* Begin PROVIDED MATERIAL *
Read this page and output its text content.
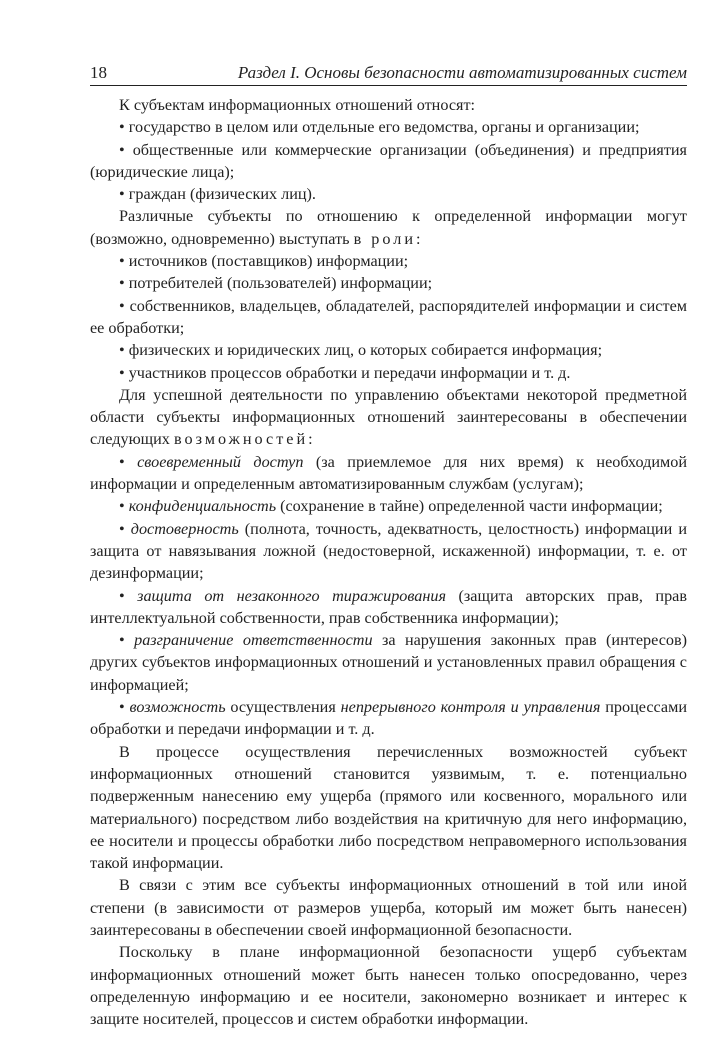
18	Раздел I. Основы безопасности автоматизированных систем

К субъектам информационных отношений относят:

• государство в целом или отдельные его ведомства, органы и организации;

• общественные или коммерческие организации (объединения) и предприятия (юридические лица);

• граждан (физических лиц).

Различные субъекты по отношению к определенной информации могут (возможно, одновременно) выступать в роли:

• источников (поставщиков) информации;

• потребителей (пользователей) информации;

• собственников, владельцев, обладателей, распорядителей информации и систем ее обработки;

• физических и юридических лиц, о которых собирается информация;

• участников процессов обработки и передачи информации и т. д.

Для успешной деятельности по управлению объектами некоторой предметной области субъекты информационных отношений заинтересованы в обеспечении следующих возможностей:

• своевременный доступ (за приемлемое для них время) к необходимой информации и определенным автоматизированным службам (услугам);

• конфиденциальность (сохранение в тайне) определенной части информации;

• достоверность (полнота, точность, адекватность, целостность) информации и защита от навязывания ложной (недостоверной, искаженной) информации, т. е. от дезинформации;

• защита от незаконного тиражирования (защита авторских прав, прав интеллектуальной собственности, прав собственника информации);

• разграничение ответственности за нарушения законных прав (интересов) других субъектов информационных отношений и установленных правил обращения с информацией;

• возможность осуществления непрерывного контроля и управления процессами обработки и передачи информации и т. д.

В процессе осуществления перечисленных возможностей субъект информационных отношений становится уязвимым, т. е. потенциально подверженным нанесению ему ущерба (прямого или косвенного, морального или материального) посредством либо воздействия на критичную для него информацию, ее носители и процессы обработки либо посредством неправомерного использования такой информации.

В связи с этим все субъекты информационных отношений в той или иной степени (в зависимости от размеров ущерба, который им может быть нанесен) заинтересованы в обеспечении своей информационной безопасности.

Поскольку в плане информационной безопасности ущерб субъектам информационных отношений может быть нанесен только опосредованно, через определенную информацию и ее носители, закономерно возникает и интерес к защите носителей, процессов и систем обработки информации.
* End PROVIDED MATERIAL *
**PROBLEM DESCRIPTION**
Tally the lines in the listing that hold "субъекты" and report the number alone.

**EXERCISE SOLUTION**
3